**SOURCE DATA:**

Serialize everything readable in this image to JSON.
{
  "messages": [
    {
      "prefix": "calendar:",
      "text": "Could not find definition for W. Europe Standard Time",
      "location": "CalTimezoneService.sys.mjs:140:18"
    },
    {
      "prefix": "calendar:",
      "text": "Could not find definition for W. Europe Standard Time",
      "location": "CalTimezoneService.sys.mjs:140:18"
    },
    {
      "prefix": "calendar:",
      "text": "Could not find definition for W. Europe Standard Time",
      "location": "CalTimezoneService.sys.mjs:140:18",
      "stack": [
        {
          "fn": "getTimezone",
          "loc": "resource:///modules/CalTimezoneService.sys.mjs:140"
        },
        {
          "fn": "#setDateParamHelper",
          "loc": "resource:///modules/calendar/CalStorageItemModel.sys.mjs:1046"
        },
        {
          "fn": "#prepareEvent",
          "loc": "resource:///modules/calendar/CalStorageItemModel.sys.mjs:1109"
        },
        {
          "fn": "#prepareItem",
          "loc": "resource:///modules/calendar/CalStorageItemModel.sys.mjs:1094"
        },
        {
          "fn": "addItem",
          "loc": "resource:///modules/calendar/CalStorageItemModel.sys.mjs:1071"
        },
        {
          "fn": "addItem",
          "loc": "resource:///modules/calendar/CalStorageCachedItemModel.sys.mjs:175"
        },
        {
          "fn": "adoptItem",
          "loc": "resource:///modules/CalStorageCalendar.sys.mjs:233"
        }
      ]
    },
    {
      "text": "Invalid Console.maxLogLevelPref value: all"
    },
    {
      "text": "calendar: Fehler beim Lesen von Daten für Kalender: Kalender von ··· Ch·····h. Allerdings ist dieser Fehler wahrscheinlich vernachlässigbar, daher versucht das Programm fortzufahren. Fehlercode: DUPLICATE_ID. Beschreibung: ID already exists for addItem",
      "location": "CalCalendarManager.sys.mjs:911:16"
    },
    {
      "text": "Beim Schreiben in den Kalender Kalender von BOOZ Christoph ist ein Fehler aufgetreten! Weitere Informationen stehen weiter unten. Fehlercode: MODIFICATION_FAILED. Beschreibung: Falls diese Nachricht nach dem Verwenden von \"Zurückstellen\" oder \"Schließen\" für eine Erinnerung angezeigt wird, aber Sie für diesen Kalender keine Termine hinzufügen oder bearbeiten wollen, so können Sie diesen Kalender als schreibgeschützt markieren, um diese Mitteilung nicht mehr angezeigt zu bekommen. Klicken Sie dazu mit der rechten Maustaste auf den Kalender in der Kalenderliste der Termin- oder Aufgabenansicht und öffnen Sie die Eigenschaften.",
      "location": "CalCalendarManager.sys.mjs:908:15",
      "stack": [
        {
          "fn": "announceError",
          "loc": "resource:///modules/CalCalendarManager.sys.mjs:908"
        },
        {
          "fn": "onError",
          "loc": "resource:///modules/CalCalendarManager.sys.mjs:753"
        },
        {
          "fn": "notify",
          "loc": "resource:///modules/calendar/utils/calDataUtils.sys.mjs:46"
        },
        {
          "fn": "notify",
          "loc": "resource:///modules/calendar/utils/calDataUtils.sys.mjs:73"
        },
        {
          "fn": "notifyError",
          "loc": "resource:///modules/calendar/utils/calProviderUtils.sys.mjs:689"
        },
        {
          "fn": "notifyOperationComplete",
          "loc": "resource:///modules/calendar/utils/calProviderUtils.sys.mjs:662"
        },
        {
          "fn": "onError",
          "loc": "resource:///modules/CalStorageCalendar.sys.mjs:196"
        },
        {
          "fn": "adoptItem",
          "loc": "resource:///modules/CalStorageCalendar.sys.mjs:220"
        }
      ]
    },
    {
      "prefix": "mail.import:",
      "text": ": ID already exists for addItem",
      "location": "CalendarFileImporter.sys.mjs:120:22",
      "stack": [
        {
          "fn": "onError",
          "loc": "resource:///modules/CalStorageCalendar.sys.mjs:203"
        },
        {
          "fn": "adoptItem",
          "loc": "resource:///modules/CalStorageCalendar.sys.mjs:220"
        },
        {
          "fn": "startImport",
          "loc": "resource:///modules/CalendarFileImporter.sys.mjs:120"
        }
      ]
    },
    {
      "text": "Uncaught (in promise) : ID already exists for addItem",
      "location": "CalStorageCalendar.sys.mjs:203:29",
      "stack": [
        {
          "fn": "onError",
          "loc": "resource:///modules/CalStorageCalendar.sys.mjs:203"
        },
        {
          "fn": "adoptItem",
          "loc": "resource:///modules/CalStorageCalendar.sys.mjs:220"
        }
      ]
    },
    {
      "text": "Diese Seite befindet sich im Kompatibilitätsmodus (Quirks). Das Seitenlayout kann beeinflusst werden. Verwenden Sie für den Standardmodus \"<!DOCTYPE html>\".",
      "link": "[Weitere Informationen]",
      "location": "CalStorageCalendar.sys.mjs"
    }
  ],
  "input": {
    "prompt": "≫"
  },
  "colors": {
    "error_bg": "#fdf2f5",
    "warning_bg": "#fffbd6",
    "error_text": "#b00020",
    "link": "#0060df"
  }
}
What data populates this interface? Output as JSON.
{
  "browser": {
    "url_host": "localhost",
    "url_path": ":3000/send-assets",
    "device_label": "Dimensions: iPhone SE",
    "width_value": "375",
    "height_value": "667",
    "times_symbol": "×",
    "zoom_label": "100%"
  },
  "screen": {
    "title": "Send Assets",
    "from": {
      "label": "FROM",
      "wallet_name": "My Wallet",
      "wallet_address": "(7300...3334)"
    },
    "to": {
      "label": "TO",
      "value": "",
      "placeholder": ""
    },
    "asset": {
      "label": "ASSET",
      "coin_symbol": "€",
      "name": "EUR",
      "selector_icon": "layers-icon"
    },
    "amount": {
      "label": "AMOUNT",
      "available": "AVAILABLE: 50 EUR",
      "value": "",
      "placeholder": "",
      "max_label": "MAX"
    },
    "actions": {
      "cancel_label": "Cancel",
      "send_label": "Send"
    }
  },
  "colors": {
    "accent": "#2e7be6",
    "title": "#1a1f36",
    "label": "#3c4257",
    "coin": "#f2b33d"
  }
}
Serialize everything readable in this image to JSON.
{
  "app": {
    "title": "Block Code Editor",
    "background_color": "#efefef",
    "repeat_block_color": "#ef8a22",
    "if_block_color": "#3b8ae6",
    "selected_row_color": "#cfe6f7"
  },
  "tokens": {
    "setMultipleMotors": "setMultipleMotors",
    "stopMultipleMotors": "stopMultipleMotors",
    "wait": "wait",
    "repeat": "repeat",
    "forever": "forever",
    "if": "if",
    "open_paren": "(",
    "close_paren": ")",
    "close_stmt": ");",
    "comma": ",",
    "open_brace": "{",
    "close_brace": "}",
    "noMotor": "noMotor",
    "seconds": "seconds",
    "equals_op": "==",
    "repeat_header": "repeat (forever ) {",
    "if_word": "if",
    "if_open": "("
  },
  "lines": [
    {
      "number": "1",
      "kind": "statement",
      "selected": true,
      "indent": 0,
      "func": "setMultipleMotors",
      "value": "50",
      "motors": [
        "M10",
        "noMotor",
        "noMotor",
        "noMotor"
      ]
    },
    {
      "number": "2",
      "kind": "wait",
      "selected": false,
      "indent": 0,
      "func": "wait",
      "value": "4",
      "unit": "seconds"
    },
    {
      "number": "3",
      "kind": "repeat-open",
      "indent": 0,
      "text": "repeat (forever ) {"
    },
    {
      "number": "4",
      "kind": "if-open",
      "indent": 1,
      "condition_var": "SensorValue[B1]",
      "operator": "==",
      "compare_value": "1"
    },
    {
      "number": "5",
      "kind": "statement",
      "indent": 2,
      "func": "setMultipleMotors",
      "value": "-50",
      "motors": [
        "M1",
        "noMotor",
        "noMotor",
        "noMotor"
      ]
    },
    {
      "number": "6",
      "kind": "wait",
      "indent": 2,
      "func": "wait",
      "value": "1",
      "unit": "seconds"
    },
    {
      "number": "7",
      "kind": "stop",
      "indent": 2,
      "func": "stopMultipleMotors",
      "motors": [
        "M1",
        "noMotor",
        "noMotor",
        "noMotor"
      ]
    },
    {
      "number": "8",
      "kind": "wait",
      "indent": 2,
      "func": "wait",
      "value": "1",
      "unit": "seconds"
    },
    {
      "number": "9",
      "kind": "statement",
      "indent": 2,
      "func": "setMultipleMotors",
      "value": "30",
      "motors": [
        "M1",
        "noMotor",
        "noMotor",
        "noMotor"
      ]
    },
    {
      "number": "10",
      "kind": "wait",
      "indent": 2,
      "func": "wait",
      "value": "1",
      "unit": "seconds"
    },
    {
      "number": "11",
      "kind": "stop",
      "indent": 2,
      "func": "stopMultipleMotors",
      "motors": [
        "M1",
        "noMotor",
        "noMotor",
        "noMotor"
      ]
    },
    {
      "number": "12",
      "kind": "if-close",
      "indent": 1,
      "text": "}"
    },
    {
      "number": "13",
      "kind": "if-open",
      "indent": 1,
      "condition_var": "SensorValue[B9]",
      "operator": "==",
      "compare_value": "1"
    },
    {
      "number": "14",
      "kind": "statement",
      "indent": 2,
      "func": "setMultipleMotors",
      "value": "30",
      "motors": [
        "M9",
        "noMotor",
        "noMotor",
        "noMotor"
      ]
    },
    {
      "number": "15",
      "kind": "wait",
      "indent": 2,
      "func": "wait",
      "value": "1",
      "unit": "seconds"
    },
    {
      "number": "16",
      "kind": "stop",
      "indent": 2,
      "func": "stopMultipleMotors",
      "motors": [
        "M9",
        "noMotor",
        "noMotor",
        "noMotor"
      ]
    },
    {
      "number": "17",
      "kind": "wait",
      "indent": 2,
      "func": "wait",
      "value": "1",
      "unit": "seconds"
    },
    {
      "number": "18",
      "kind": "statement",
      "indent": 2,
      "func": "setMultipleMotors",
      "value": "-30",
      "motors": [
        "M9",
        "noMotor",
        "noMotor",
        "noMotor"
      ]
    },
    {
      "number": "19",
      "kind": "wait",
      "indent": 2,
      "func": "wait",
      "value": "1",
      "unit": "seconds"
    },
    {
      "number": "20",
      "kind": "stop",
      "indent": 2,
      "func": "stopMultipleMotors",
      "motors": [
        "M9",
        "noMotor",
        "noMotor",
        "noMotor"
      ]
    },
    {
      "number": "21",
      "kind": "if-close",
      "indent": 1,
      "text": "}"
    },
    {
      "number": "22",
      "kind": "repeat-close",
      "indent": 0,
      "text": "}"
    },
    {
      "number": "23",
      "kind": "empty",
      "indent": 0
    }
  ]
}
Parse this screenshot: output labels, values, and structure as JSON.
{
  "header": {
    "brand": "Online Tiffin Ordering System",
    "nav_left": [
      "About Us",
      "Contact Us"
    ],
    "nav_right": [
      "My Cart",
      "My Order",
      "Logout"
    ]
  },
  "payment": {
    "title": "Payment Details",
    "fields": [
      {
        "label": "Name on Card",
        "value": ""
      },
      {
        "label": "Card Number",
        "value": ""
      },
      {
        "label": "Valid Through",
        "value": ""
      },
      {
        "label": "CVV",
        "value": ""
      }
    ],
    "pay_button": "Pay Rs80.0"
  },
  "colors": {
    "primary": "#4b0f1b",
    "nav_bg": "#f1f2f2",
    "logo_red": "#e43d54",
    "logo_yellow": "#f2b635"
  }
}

**TASK OBJECTIVE:** Extract every line from the records above that contains the word "SensorValue".

**EXERCISE ANSWER:**
      "condition_var": "SensorValue[B1]",
      "condition_var": "SensorValue[B9]",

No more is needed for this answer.